__What you need to do__.
Could you reproduce the following text about the Roman villa at Somma Vesuviana word for word, in full?

__Excerpted text__.

● ● ● ● ●

Somma Vesuviana is a town and commune in the Metropolitan City of Naples, Italy. During the Roman period, the area was a resort for rich patricians of Rome, or for rich estate owners who constructed large villa complexes.

Excavations in the Nola area during the 1930’s uncovered a large Roman villa interpreted as the Villa of Augustus, which has been subject to ongoing archaeological investigations since 2002.

The villa actually dates from the 2nd century AD, however, more recent studies have discovered traces of a building in a lower context that dates from around the reign of Augustus.

Image Credit : UTokyo Foundation

Gaius Julius Caesar Augustus (born Gaius Octavius), was Roman emperor from 27 BC until his death in AD 14. He is credited as being the founder of the Roman Empire and the Principate system of government which lasted until the Crisis of the Third Century.

According to accounts by Tacitus and Suetonius, Augustus died in a villa located on the northern side of Mount Vesuvius, which was later consecrated as a temple for his Imperial cult.

Archaeologists used radiocarbon dating and a physical and chemical analysis of the volcanic pumice layers covering the earlier building, the results of which confirmed that the building predates the Vesuvian eruption in AD 79 which destroyed Pompeii and Herculaneum.

● ● ● ● ●

__Listed records__.

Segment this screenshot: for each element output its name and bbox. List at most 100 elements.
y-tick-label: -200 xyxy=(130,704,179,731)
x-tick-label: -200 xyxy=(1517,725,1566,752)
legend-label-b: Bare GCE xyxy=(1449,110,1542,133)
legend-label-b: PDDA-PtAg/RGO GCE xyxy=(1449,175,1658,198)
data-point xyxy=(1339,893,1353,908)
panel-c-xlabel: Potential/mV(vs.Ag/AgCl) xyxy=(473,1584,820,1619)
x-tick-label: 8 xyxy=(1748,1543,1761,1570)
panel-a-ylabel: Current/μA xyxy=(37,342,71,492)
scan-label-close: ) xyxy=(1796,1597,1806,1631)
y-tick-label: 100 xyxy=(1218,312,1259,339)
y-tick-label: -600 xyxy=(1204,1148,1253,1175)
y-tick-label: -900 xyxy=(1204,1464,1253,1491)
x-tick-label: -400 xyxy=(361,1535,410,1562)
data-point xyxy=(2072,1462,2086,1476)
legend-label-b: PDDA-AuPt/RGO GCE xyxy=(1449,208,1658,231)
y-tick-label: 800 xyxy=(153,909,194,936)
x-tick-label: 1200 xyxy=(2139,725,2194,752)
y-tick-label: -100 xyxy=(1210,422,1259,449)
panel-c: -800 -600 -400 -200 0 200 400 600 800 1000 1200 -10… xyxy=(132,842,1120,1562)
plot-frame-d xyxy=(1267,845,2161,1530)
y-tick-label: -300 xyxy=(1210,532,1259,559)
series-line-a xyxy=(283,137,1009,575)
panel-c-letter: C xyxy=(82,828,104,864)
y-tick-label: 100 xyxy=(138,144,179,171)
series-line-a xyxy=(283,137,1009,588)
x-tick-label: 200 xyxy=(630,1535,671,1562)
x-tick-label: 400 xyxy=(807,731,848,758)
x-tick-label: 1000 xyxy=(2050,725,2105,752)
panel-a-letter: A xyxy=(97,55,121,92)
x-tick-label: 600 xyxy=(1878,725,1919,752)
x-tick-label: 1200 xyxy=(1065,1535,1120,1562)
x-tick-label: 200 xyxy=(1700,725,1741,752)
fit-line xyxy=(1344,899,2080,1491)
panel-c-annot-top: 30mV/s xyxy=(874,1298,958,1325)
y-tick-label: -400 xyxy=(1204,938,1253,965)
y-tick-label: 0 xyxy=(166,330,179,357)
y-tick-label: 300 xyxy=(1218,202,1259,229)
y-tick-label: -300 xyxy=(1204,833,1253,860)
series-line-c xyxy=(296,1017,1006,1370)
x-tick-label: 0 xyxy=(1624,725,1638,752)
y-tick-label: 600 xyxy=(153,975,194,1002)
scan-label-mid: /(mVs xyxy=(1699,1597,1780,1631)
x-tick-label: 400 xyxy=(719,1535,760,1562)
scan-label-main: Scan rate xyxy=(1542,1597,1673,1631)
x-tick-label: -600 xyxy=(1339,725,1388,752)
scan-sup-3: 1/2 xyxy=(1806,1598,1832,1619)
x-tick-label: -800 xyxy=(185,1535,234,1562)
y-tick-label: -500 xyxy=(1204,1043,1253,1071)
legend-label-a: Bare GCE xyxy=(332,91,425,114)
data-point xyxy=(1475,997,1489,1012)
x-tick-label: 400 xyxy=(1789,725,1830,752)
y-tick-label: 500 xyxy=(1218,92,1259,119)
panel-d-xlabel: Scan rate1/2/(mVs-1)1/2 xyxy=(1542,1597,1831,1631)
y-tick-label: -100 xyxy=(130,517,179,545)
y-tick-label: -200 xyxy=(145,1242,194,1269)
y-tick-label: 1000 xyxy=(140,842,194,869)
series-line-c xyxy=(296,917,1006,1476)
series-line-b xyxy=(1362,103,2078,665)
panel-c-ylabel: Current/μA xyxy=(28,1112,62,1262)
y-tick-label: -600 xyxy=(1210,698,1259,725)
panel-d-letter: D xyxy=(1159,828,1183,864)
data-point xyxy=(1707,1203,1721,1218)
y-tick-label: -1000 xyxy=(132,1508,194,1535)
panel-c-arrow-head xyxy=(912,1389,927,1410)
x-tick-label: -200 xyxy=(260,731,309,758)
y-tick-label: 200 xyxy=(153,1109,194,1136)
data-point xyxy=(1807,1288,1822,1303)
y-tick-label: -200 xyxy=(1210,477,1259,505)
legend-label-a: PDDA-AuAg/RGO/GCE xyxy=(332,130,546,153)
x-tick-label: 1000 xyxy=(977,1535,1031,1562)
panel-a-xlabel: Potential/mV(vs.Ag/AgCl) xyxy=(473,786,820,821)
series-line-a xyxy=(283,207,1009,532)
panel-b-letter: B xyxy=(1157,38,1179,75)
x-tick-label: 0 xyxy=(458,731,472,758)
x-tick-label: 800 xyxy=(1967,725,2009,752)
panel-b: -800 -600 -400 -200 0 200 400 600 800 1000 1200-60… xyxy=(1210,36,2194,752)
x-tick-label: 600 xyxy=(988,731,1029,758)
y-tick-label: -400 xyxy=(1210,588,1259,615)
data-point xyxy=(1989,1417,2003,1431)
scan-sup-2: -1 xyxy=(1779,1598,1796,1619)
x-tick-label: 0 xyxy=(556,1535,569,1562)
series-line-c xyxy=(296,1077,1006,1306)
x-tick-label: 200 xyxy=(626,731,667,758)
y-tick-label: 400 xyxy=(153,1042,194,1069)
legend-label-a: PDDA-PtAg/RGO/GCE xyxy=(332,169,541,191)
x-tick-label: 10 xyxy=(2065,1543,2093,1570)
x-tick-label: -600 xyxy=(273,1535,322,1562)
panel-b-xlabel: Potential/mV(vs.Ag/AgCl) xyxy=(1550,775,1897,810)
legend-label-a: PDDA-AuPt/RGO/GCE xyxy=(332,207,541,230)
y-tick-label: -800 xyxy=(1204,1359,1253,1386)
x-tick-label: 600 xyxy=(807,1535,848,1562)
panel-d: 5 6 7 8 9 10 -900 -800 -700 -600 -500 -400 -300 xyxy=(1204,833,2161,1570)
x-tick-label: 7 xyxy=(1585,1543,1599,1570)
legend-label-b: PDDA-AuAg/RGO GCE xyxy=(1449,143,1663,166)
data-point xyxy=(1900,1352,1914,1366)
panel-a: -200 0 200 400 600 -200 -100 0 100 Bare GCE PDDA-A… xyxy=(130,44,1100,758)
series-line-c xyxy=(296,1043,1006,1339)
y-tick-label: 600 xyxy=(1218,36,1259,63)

● ● ● ● ●

__Result of this task__.
Somma Vesuviana is a town and commune in the Metropolitan City of Naples, Italy. During the Roman period, the area was a resort for rich patricians of Rome, or for rich estate owners who constructed large villa complexes.

Excavations in the Nola area during the 1930’s uncovered a large Roman villa interpreted as the Villa of Augustus, which has been subject to ongoing archaeological investigations since 2002.

The villa actually dates from the 2nd century AD, however, more recent studies have discovered traces of a building in a lower context that dates from around the reign of Augustus.

Image Credit : UTokyo Foundation

Gaius Julius Caesar Augustus (born Gaius Octavius), was Roman emperor from 27 BC until his death in AD 14. He is credited as being the founder of the Roman Empire and the Principate system of government which lasted until the Crisis of the Third Century.

According to accounts by Tacitus and Suetonius, Augustus died in a villa located on the northern side of Mount Vesuvius, which was later consecrated as a temple for his Imperial cult.

Archaeologists used radiocarbon dating and a physical and chemical analysis of the volcanic pumice layers covering the earlier building, the results of which confirmed that the building predates the Vesuvian eruption in AD 79 which destroyed Pompeii and Herculaneum.